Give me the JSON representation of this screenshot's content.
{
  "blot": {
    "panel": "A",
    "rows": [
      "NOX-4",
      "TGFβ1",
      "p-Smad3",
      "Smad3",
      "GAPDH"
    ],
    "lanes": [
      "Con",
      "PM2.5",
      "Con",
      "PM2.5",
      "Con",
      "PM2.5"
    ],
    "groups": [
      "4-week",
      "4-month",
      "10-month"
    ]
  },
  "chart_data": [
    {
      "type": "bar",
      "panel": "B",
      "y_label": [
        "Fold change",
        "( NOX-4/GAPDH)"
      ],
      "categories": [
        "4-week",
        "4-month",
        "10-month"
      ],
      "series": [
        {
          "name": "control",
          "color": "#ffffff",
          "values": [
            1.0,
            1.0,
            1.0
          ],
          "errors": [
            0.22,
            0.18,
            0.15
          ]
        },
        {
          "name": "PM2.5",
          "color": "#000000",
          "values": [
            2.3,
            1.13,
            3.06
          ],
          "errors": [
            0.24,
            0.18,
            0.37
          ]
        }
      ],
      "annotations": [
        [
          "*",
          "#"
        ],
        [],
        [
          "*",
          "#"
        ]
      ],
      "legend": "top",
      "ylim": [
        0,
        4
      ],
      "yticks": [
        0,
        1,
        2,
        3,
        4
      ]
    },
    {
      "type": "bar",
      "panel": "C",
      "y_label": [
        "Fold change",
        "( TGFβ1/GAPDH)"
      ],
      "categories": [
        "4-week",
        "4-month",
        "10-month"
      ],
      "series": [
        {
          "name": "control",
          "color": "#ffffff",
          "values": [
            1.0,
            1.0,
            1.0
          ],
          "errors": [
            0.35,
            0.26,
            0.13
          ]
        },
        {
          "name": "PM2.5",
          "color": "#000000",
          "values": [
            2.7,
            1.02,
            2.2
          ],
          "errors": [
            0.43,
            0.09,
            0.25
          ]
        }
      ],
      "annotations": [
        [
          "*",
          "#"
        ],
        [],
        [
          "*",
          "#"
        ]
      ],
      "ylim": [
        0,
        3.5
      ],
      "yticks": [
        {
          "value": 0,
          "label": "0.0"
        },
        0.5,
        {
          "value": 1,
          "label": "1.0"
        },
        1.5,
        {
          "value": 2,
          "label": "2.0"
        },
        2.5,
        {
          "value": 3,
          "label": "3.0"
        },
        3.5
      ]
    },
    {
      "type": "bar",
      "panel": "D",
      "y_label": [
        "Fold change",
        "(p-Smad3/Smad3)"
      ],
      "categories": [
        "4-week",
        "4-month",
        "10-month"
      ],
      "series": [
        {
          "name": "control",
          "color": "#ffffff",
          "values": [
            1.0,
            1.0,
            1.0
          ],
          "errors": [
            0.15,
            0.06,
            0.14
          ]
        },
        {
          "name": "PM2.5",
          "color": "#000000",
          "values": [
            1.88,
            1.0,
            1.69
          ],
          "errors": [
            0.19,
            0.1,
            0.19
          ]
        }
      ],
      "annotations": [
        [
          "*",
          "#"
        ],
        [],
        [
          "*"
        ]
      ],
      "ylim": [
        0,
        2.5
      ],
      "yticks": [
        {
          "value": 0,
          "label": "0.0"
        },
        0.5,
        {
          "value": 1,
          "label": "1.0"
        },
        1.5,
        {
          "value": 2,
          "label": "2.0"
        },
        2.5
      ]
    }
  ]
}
━━━━━━━━
> **Task goal**: Output every record above exactly as it appears.

> **Task output**:
Give me the JSON representation of this screenshot's content.
{
  "blot": {
    "panel": "A",
    "rows": [
      "NOX-4",
      "TGFβ1",
      "p-Smad3",
      "Smad3",
      "GAPDH"
    ],
    "lanes": [
      "Con",
      "PM2.5",
      "Con",
      "PM2.5",
      "Con",
      "PM2.5"
    ],
    "groups": [
      "4-week",
      "4-month",
      "10-month"
    ]
  },
  "chart_data": [
    {
      "type": "bar",
      "panel": "B",
      "y_label": [
        "Fold change",
        "( NOX-4/GAPDH)"
      ],
      "categories": [
        "4-week",
        "4-month",
        "10-month"
      ],
      "series": [
        {
          "name": "control",
          "color": "#ffffff",
          "values": [
            1.0,
            1.0,
            1.0
          ],
          "errors": [
            0.22,
            0.18,
            0.15
          ]
        },
        {
          "name": "PM2.5",
          "color": "#000000",
          "values": [
            2.3,
            1.13,
            3.06
          ],
          "errors": [
            0.24,
            0.18,
            0.37
          ]
        }
      ],
      "annotations": [
        [
          "*",
          "#"
        ],
        [],
        [
          "*",
          "#"
        ]
      ],
      "legend": "top",
      "ylim": [
        0,
        4
      ],
      "yticks": [
        0,
        1,
        2,
        3,
        4
      ]
    },
    {
      "type": "bar",
      "panel": "C",
      "y_label": [
        "Fold change",
        "( TGFβ1/GAPDH)"
      ],
      "categories": [
        "4-week",
        "4-month",
        "10-month"
      ],
      "series": [
        {
          "name": "control",
          "color": "#ffffff",
          "values": [
            1.0,
            1.0,
            1.0
          ],
          "errors": [
            0.35,
            0.26,
            0.13
          ]
        },
        {
          "name": "PM2.5",
          "color": "#000000",
          "values": [
            2.7,
            1.02,
            2.2
          ],
          "errors": [
            0.43,
            0.09,
            0.25
          ]
        }
      ],
      "annotations": [
        [
          "*",
          "#"
        ],
        [],
        [
          "*",
          "#"
        ]
      ],
      "ylim": [
        0,
        3.5
      ],
      "yticks": [
        {
          "value": 0,
          "label": "0.0"
        },
        0.5,
        {
          "value": 1,
          "label": "1.0"
        },
        1.5,
        {
          "value": 2,
          "label": "2.0"
        },
        2.5,
        {
          "value": 3,
          "label": "3.0"
        },
        3.5
      ]
    },
    {
      "type": "bar",
      "panel": "D",
      "y_label": [
        "Fold change",
        "(p-Smad3/Smad3)"
      ],
      "categories": [
        "4-week",
        "4-month",
        "10-month"
      ],
      "series": [
        {
          "name": "control",
          "color": "#ffffff",
          "values": [
            1.0,
            1.0,
            1.0
          ],
          "errors": [
            0.15,
            0.06,
            0.14
          ]
        },
        {
          "name": "PM2.5",
          "color": "#000000",
          "values": [
            1.88,
            1.0,
            1.69
          ],
          "errors": [
            0.19,
            0.1,
            0.19
          ]
        }
      ],
      "annotations": [
        [
          "*",
          "#"
        ],
        [],
        [
          "*"
        ]
      ],
      "ylim": [
        0,
        2.5
      ],
      "yticks": [
        {
          "value": 0,
          "label": "0.0"
        },
        0.5,
        {
          "value": 1,
          "label": "1.0"
        },
        1.5,
        {
          "value": 2,
          "label": "2.0"
        },
        2.5
      ]
    }
  ]
}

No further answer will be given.